### Task directions
Copy out the data exactly, leaving the pictures behind.

━━ Extracted information

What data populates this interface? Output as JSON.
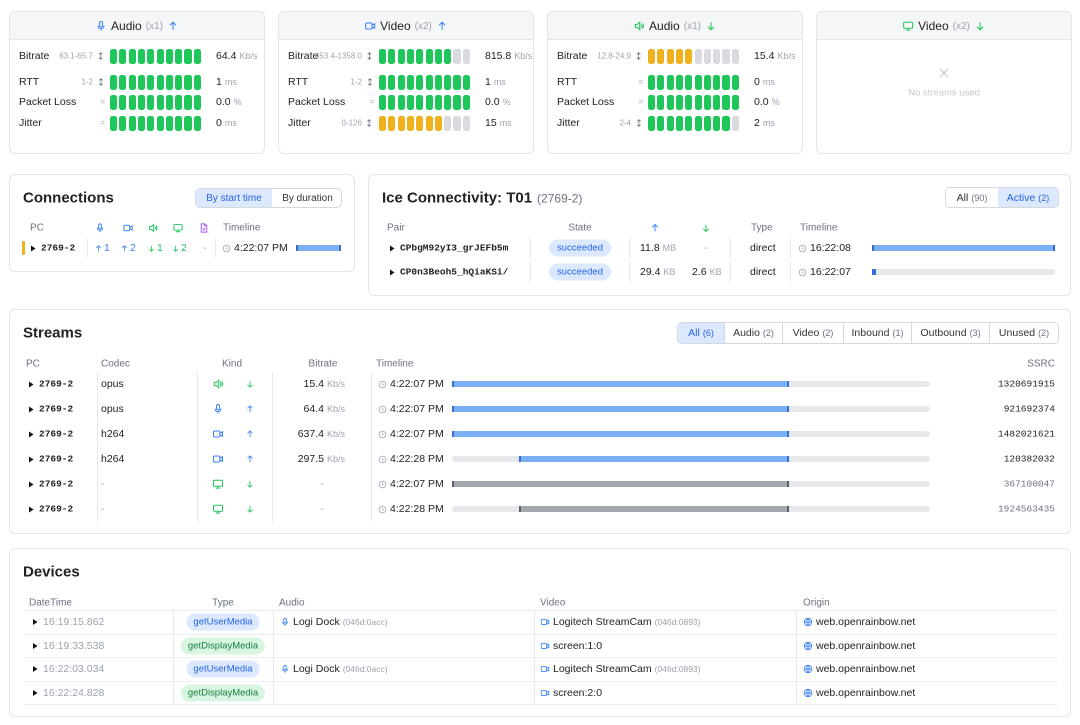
{
  "meter_segments": 10,
  "meters": [
    {
      "icon": "mic",
      "dir": "up",
      "title": "Audio",
      "count": "(x1)",
      "rows": [
        {
          "label": "Bitrate",
          "range": "63.1-65.7",
          "on": 10,
          "color": "#1fc65a",
          "value": "64.4",
          "unit": "Kb/s"
        },
        {
          "label": "RTT",
          "range": "1-2",
          "on": 10,
          "color": "#1fc65a",
          "value": "1",
          "unit": "ms"
        },
        {
          "label": "Packet Loss",
          "range": "=",
          "on": 10,
          "color": "#1fc65a",
          "value": "0.0",
          "unit": "%"
        },
        {
          "label": "Jitter",
          "range": "=",
          "on": 10,
          "color": "#1fc65a",
          "value": "0",
          "unit": "ms"
        }
      ]
    },
    {
      "icon": "cam",
      "dir": "up",
      "title": "Video",
      "count": "(x2)",
      "rows": [
        {
          "label": "Bitrate",
          "range": "453.4-1358.0",
          "on": 8,
          "color": "#1fc65a",
          "value": "815.8",
          "unit": "Kb/s"
        },
        {
          "label": "RTT",
          "range": "1-2",
          "on": 10,
          "color": "#1fc65a",
          "value": "1",
          "unit": "ms"
        },
        {
          "label": "Packet Loss",
          "range": "=",
          "on": 10,
          "color": "#1fc65a",
          "value": "0.0",
          "unit": "%"
        },
        {
          "label": "Jitter",
          "range": "0-126",
          "on": 7,
          "color": "#f0b21c",
          "value": "15",
          "unit": "ms"
        }
      ]
    },
    {
      "icon": "speaker",
      "dir": "down",
      "title": "Audio",
      "count": "(x1)",
      "rows": [
        {
          "label": "Bitrate",
          "range": "12.8-24.9",
          "on": 5,
          "color": "#f0b21c",
          "value": "15.4",
          "unit": "Kb/s"
        },
        {
          "label": "RTT",
          "range": "=",
          "on": 10,
          "color": "#1fc65a",
          "value": "0",
          "unit": "ms"
        },
        {
          "label": "Packet Loss",
          "range": "=",
          "on": 10,
          "color": "#1fc65a",
          "value": "0.0",
          "unit": "%"
        },
        {
          "label": "Jitter",
          "range": "2-4",
          "on": 9,
          "color": "#1fc65a",
          "value": "2",
          "unit": "ms"
        }
      ]
    },
    {
      "icon": "monitor",
      "dir": "down",
      "title": "Video",
      "count": "(x2)",
      "empty": "No streams used"
    }
  ],
  "connections": {
    "title": "Connections",
    "sort": [
      "By start time",
      "By duration"
    ],
    "headers": {
      "pc": "PC",
      "timeline": "Timeline"
    },
    "rows": [
      {
        "pc": "2769-2",
        "counts": [
          {
            "dir": "up",
            "value": 1
          },
          {
            "dir": "up",
            "value": 2
          },
          {
            "dir": "down",
            "value": 1
          },
          {
            "dir": "down",
            "value": 2
          }
        ],
        "file": "-",
        "time": "4:22:07 PM"
      }
    ]
  },
  "ice": {
    "title": "Ice Connectivity: T01",
    "subtitle": "(2769-2)",
    "filters": [
      {
        "label": "All",
        "count": "(90)"
      },
      {
        "label": "Active",
        "count": "(2)"
      }
    ],
    "headers": {
      "pair": "Pair",
      "state": "State",
      "type": "Type",
      "timeline": "Timeline"
    },
    "rows": [
      {
        "pair": "CPbgM92yI3_grJEFb5m",
        "state": "succeeded",
        "sent": "11.8",
        "sent_unit": "MB",
        "received": "-",
        "type": "direct",
        "time": "16:22:08"
      },
      {
        "pair": "CP0n3Beoh5_hQiaKSi/",
        "state": "succeeded",
        "sent": "29.4",
        "sent_unit": "KB",
        "received": "2.6",
        "received_unit": "KB",
        "type": "direct",
        "time": "16:22:07"
      }
    ]
  },
  "streams": {
    "title": "Streams",
    "tabs": [
      {
        "label": "All",
        "count": "(6)"
      },
      {
        "label": "Audio",
        "count": "(2)"
      },
      {
        "label": "Video",
        "count": "(2)"
      },
      {
        "label": "Inbound",
        "count": "(1)"
      },
      {
        "label": "Outbound",
        "count": "(3)"
      },
      {
        "label": "Unused",
        "count": "(2)"
      }
    ],
    "headers": {
      "pc": "PC",
      "codec": "Codec",
      "kind": "Kind",
      "bitrate": "Bitrate",
      "timeline": "Timeline",
      "ssrc": "SSRC"
    },
    "rows": [
      {
        "pc": "2769-2",
        "codec": "opus",
        "icon": "speaker",
        "dir": "down",
        "bitrate": "15.4",
        "unit": "Kb/s",
        "time": "4:22:07 PM",
        "ssrc": "1320691915"
      },
      {
        "pc": "2769-2",
        "codec": "opus",
        "icon": "mic",
        "dir": "up",
        "bitrate": "64.4",
        "unit": "Kb/s",
        "time": "4:22:07 PM",
        "ssrc": "921692374"
      },
      {
        "pc": "2769-2",
        "codec": "h264",
        "icon": "cam",
        "dir": "up",
        "bitrate": "637.4",
        "unit": "Kb/s",
        "time": "4:22:07 PM",
        "ssrc": "1482021621"
      },
      {
        "pc": "2769-2",
        "codec": "h264",
        "icon": "cam",
        "dir": "up",
        "bitrate": "297.5",
        "unit": "Kb/s",
        "time": "4:22:28 PM",
        "ssrc": "120382032"
      },
      {
        "pc": "2769-2",
        "codec": "-",
        "icon": "monitor",
        "dir": "down",
        "bitrate": "-",
        "time": "4:22:07 PM",
        "ssrc": "367100047"
      },
      {
        "pc": "2769-2",
        "codec": "-",
        "icon": "monitor",
        "dir": "down",
        "bitrate": "-",
        "time": "4:22:28 PM",
        "ssrc": "1924563435"
      }
    ]
  },
  "devices": {
    "title": "Devices",
    "headers": {
      "datetime": "DateTime",
      "type": "Type",
      "audio": "Audio",
      "video": "Video",
      "origin": "Origin"
    },
    "rows": [
      {
        "datetime": "16:19:15.862",
        "type": "getUserMedia",
        "audio": "Logi Dock",
        "audio_id": "(046d:0acc)",
        "video": "Logitech StreamCam",
        "video_id": "(046d:0893)",
        "origin": "web.openrainbow.net"
      },
      {
        "datetime": "16:19:33.538",
        "type": "getDisplayMedia",
        "audio": null,
        "video": "screen:1:0",
        "origin": "web.openrainbow.net"
      },
      {
        "datetime": "16:22:03.034",
        "type": "getUserMedia",
        "audio": "Logi Dock",
        "audio_id": "(046d:0acc)",
        "video": "Logitech StreamCam",
        "video_id": "(046d:0893)",
        "origin": "web.openrainbow.net"
      },
      {
        "datetime": "16:22:24.828",
        "type": "getDisplayMedia",
        "audio": null,
        "video": "screen:2:0",
        "origin": "web.openrainbow.net"
      }
    ]
  }
}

━━━━

### Full solution
What data populates this interface? Output as JSON.
{
  "meter_segments": 10,
  "meters": [
    {
      "icon": "mic",
      "dir": "up",
      "title": "Audio",
      "count": "(x1)",
      "rows": [
        {
          "label": "Bitrate",
          "range": "63.1-65.7",
          "on": 10,
          "color": "#1fc65a",
          "value": "64.4",
          "unit": "Kb/s"
        },
        {
          "label": "RTT",
          "range": "1-2",
          "on": 10,
          "color": "#1fc65a",
          "value": "1",
          "unit": "ms"
        },
        {
          "label": "Packet Loss",
          "range": "=",
          "on": 10,
          "color": "#1fc65a",
          "value": "0.0",
          "unit": "%"
        },
        {
          "label": "Jitter",
          "range": "=",
          "on": 10,
          "color": "#1fc65a",
          "value": "0",
          "unit": "ms"
        }
      ]
    },
    {
      "icon": "cam",
      "dir": "up",
      "title": "Video",
      "count": "(x2)",
      "rows": [
        {
          "label": "Bitrate",
          "range": "453.4-1358.0",
          "on": 8,
          "color": "#1fc65a",
          "value": "815.8",
          "unit": "Kb/s"
        },
        {
          "label": "RTT",
          "range": "1-2",
          "on": 10,
          "color": "#1fc65a",
          "value": "1",
          "unit": "ms"
        },
        {
          "label": "Packet Loss",
          "range": "=",
          "on": 10,
          "color": "#1fc65a",
          "value": "0.0",
          "unit": "%"
        },
        {
          "label": "Jitter",
          "range": "0-126",
          "on": 7,
          "color": "#f0b21c",
          "value": "15",
          "unit": "ms"
        }
      ]
    },
    {
      "icon": "speaker",
      "dir": "down",
      "title": "Audio",
      "count": "(x1)",
      "rows": [
        {
          "label": "Bitrate",
          "range": "12.8-24.9",
          "on": 5,
          "color": "#f0b21c",
          "value": "15.4",
          "unit": "Kb/s"
        },
        {
          "label": "RTT",
          "range": "=",
          "on": 10,
          "color": "#1fc65a",
          "value": "0",
          "unit": "ms"
        },
        {
          "label": "Packet Loss",
          "range": "=",
          "on": 10,
          "color": "#1fc65a",
          "value": "0.0",
          "unit": "%"
        },
        {
          "label": "Jitter",
          "range": "2-4",
          "on": 9,
          "color": "#1fc65a",
          "value": "2",
          "unit": "ms"
        }
      ]
    },
    {
      "icon": "monitor",
      "dir": "down",
      "title": "Video",
      "count": "(x2)",
      "empty": "No streams used"
    }
  ],
  "connections": {
    "title": "Connections",
    "sort": [
      "By start time",
      "By duration"
    ],
    "headers": {
      "pc": "PC",
      "timeline": "Timeline"
    },
    "rows": [
      {
        "pc": "2769-2",
        "counts": [
          {
            "dir": "up",
            "value": 1
          },
          {
            "dir": "up",
            "value": 2
          },
          {
            "dir": "down",
            "value": 1
          },
          {
            "dir": "down",
            "value": 2
          }
        ],
        "file": "-",
        "time": "4:22:07 PM"
      }
    ]
  },
  "ice": {
    "title": "Ice Connectivity: T01",
    "subtitle": "(2769-2)",
    "filters": [
      {
        "label": "All",
        "count": "(90)"
      },
      {
        "label": "Active",
        "count": "(2)"
      }
    ],
    "headers": {
      "pair": "Pair",
      "state": "State",
      "type": "Type",
      "timeline": "Timeline"
    },
    "rows": [
      {
        "pair": "CPbgM92yI3_grJEFb5m",
        "state": "succeeded",
        "sent": "11.8",
        "sent_unit": "MB",
        "received": "-",
        "type": "direct",
        "time": "16:22:08"
      },
      {
        "pair": "CP0n3Beoh5_hQiaKSi/",
        "state": "succeeded",
        "sent": "29.4",
        "sent_unit": "KB",
        "received": "2.6",
        "received_unit": "KB",
        "type": "direct",
        "time": "16:22:07"
      }
    ]
  },
  "streams": {
    "title": "Streams",
    "tabs": [
      {
        "label": "All",
        "count": "(6)"
      },
      {
        "label": "Audio",
        "count": "(2)"
      },
      {
        "label": "Video",
        "count": "(2)"
      },
      {
        "label": "Inbound",
        "count": "(1)"
      },
      {
        "label": "Outbound",
        "count": "(3)"
      },
      {
        "label": "Unused",
        "count": "(2)"
      }
    ],
    "headers": {
      "pc": "PC",
      "codec": "Codec",
      "kind": "Kind",
      "bitrate": "Bitrate",
      "timeline": "Timeline",
      "ssrc": "SSRC"
    },
    "rows": [
      {
        "pc": "2769-2",
        "codec": "opus",
        "icon": "speaker",
        "dir": "down",
        "bitrate": "15.4",
        "unit": "Kb/s",
        "time": "4:22:07 PM",
        "ssrc": "1320691915"
      },
      {
        "pc": "2769-2",
        "codec": "opus",
        "icon": "mic",
        "dir": "up",
        "bitrate": "64.4",
        "unit": "Kb/s",
        "time": "4:22:07 PM",
        "ssrc": "921692374"
      },
      {
        "pc": "2769-2",
        "codec": "h264",
        "icon": "cam",
        "dir": "up",
        "bitrate": "637.4",
        "unit": "Kb/s",
        "time": "4:22:07 PM",
        "ssrc": "1482021621"
      },
      {
        "pc": "2769-2",
        "codec": "h264",
        "icon": "cam",
        "dir": "up",
        "bitrate": "297.5",
        "unit": "Kb/s",
        "time": "4:22:28 PM",
        "ssrc": "120382032"
      },
      {
        "pc": "2769-2",
        "codec": "-",
        "icon": "monitor",
        "dir": "down",
        "bitrate": "-",
        "time": "4:22:07 PM",
        "ssrc": "367100047"
      },
      {
        "pc": "2769-2",
        "codec": "-",
        "icon": "monitor",
        "dir": "down",
        "bitrate": "-",
        "time": "4:22:28 PM",
        "ssrc": "1924563435"
      }
    ]
  },
  "devices": {
    "title": "Devices",
    "headers": {
      "datetime": "DateTime",
      "type": "Type",
      "audio": "Audio",
      "video": "Video",
      "origin": "Origin"
    },
    "rows": [
      {
        "datetime": "16:19:15.862",
        "type": "getUserMedia",
        "audio": "Logi Dock",
        "audio_id": "(046d:0acc)",
        "video": "Logitech StreamCam",
        "video_id": "(046d:0893)",
        "origin": "web.openrainbow.net"
      },
      {
        "datetime": "16:19:33.538",
        "type": "getDisplayMedia",
        "audio": null,
        "video": "screen:1:0",
        "origin": "web.openrainbow.net"
      },
      {
        "datetime": "16:22:03.034",
        "type": "getUserMedia",
        "audio": "Logi Dock",
        "audio_id": "(046d:0acc)",
        "video": "Logitech StreamCam",
        "video_id": "(046d:0893)",
        "origin": "web.openrainbow.net"
      },
      {
        "datetime": "16:22:24.828",
        "type": "getDisplayMedia",
        "audio": null,
        "video": "screen:2:0",
        "origin": "web.openrainbow.net"
      }
    ]
  }
}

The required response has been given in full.